● Provided information
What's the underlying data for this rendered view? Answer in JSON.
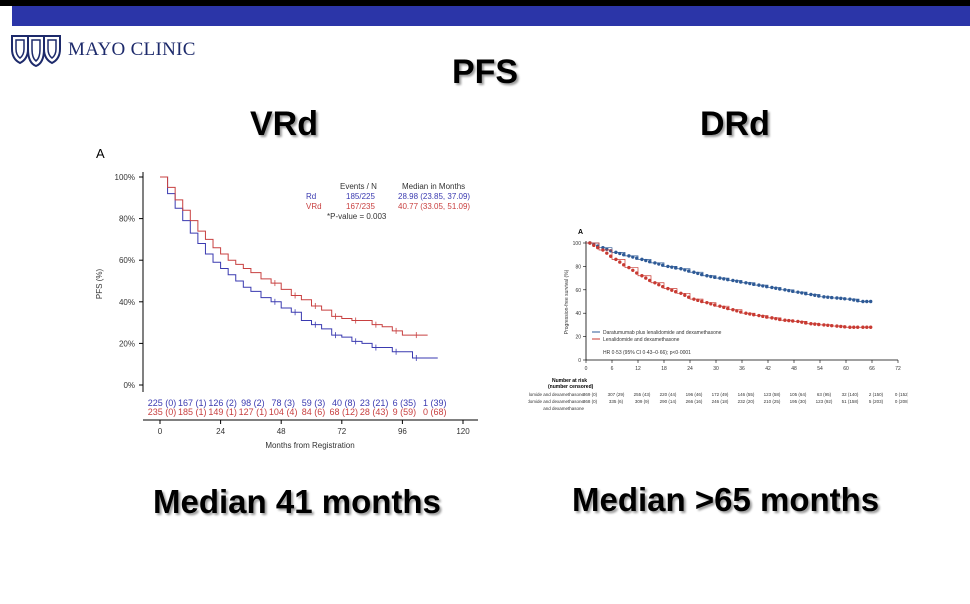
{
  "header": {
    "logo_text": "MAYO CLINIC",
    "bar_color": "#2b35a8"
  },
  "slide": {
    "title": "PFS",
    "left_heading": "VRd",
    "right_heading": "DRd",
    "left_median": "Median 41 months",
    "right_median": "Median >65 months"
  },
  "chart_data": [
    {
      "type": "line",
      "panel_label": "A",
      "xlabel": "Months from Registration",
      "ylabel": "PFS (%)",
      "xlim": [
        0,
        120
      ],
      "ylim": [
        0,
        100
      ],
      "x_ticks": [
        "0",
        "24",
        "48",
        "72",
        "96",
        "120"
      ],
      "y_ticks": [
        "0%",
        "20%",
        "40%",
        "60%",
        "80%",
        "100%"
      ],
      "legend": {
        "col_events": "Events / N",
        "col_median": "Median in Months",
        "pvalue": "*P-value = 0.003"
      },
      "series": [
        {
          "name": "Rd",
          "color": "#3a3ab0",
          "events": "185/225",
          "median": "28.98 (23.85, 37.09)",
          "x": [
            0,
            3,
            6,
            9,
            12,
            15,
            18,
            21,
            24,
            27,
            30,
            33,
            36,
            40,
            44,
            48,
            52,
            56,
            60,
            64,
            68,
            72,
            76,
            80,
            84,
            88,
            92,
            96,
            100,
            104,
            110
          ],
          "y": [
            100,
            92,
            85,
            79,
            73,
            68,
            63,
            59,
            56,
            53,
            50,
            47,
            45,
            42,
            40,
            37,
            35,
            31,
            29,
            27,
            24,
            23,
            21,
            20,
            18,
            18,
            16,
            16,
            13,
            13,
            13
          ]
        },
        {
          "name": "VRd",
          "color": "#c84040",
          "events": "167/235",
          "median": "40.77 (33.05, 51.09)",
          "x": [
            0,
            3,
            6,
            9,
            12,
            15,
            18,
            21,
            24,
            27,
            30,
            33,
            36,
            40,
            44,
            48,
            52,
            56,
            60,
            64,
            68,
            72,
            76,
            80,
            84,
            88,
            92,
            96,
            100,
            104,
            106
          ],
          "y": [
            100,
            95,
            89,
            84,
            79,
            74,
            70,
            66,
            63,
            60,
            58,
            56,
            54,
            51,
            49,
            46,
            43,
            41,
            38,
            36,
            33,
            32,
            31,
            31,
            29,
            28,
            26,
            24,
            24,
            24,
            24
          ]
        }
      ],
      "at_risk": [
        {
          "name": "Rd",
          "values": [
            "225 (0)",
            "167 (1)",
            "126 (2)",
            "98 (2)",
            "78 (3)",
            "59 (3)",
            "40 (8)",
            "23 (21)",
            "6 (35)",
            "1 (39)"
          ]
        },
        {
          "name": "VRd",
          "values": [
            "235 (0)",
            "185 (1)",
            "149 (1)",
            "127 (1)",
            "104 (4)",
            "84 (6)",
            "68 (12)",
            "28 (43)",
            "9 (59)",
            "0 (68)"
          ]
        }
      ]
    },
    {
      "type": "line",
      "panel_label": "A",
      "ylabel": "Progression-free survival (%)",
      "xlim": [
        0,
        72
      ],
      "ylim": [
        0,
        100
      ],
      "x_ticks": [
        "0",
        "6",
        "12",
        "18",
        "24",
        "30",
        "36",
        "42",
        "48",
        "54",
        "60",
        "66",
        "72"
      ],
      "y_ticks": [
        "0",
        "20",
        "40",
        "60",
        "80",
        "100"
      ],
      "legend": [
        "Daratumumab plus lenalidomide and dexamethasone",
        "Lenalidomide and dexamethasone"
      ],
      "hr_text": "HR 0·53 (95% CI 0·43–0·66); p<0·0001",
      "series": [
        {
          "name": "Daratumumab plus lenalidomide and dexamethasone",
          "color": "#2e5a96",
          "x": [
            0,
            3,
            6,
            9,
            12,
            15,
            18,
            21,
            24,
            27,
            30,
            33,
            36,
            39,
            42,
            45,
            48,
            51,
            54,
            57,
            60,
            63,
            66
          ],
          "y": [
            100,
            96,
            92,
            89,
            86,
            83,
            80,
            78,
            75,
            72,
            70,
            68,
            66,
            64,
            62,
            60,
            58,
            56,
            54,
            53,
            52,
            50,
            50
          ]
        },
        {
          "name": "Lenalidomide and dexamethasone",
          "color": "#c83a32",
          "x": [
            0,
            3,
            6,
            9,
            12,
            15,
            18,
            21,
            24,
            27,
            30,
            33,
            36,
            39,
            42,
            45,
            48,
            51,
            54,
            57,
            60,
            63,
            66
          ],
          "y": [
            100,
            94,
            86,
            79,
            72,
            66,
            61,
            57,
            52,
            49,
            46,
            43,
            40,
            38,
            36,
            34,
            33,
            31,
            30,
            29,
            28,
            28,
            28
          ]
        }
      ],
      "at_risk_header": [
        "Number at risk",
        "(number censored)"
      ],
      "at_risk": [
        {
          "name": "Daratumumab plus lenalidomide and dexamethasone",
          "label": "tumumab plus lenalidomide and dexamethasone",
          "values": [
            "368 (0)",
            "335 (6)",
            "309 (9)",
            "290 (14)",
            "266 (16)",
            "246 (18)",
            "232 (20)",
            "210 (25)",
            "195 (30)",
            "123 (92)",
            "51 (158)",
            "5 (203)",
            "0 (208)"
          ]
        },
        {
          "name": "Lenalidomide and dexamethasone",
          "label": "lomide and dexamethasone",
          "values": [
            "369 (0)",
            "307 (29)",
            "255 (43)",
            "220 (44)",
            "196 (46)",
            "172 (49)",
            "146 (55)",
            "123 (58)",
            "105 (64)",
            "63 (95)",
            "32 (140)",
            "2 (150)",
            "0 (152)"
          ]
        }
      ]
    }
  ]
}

* * *

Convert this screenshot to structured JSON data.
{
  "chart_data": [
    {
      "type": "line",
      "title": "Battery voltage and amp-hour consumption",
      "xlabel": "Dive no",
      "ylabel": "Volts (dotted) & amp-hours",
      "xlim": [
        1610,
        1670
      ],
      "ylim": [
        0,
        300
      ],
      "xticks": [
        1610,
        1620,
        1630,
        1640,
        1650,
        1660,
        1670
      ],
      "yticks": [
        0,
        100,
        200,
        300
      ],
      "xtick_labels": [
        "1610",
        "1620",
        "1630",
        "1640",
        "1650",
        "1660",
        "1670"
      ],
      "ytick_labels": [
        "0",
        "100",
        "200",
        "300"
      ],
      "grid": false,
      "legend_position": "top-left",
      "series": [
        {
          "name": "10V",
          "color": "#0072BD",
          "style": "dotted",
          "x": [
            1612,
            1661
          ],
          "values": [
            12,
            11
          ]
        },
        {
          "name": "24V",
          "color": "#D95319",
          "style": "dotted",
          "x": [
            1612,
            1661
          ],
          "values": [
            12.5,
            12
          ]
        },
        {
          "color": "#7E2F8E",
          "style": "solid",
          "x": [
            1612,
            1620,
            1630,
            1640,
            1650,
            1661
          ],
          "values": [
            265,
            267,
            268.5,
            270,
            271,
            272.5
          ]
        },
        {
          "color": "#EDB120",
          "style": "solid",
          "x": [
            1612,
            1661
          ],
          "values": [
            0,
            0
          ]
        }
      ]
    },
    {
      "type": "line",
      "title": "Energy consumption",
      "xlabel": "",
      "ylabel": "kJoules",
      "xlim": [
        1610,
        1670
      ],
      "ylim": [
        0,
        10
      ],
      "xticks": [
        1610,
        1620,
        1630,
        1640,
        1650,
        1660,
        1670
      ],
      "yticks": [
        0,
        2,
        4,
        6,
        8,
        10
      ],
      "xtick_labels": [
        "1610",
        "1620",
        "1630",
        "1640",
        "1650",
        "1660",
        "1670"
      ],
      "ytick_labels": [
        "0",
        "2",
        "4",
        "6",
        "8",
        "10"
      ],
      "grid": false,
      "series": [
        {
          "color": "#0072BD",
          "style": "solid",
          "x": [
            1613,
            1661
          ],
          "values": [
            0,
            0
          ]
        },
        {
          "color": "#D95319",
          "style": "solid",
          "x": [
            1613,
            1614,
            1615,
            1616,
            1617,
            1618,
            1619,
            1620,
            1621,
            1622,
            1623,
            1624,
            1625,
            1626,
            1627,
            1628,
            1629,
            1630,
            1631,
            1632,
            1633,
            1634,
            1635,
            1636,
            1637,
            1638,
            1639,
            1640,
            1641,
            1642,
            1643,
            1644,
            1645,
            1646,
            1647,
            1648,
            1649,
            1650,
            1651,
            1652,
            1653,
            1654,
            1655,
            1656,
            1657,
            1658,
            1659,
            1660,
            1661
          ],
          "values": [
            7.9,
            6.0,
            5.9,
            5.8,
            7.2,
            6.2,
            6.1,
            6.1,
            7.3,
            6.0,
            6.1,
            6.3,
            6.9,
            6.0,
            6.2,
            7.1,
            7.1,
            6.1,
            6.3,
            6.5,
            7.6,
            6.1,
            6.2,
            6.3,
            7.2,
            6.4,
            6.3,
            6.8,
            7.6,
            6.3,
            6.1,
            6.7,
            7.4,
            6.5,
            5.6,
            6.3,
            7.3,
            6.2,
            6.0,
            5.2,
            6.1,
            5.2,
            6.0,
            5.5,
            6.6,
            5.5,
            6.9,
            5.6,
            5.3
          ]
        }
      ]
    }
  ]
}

==

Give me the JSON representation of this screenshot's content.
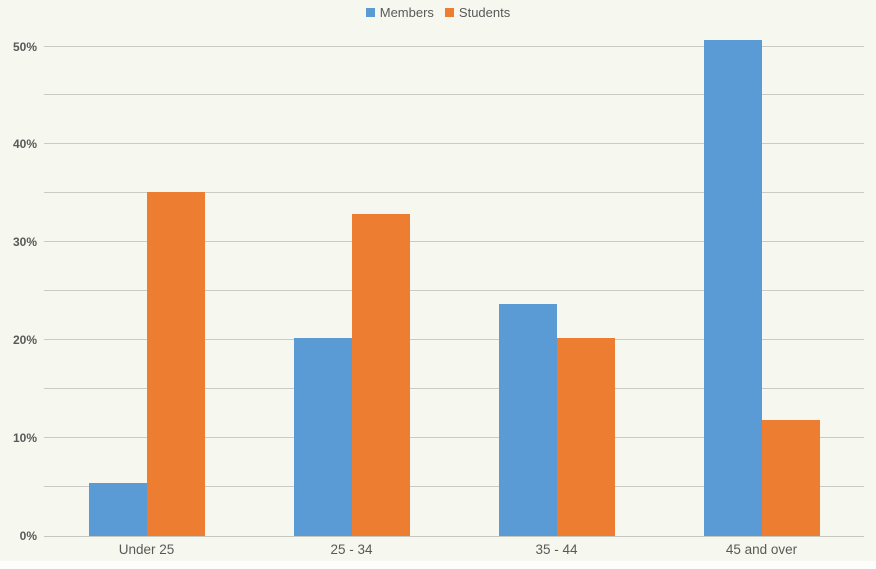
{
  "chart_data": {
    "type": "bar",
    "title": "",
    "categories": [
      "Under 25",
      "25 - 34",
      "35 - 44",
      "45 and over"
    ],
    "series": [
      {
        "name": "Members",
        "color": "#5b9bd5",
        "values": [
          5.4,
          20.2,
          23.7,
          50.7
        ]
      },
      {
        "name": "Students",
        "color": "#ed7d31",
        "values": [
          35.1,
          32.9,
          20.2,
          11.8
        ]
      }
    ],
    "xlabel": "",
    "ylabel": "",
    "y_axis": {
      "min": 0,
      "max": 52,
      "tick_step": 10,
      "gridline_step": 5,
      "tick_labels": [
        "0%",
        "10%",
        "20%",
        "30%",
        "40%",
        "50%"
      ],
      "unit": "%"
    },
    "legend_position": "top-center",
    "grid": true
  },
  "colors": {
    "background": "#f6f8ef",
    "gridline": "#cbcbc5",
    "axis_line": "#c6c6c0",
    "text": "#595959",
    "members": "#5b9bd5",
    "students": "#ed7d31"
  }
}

● Task instructions
Say how many lines in this listing hold the string "title", giving the count and nothing more.

● The reply
4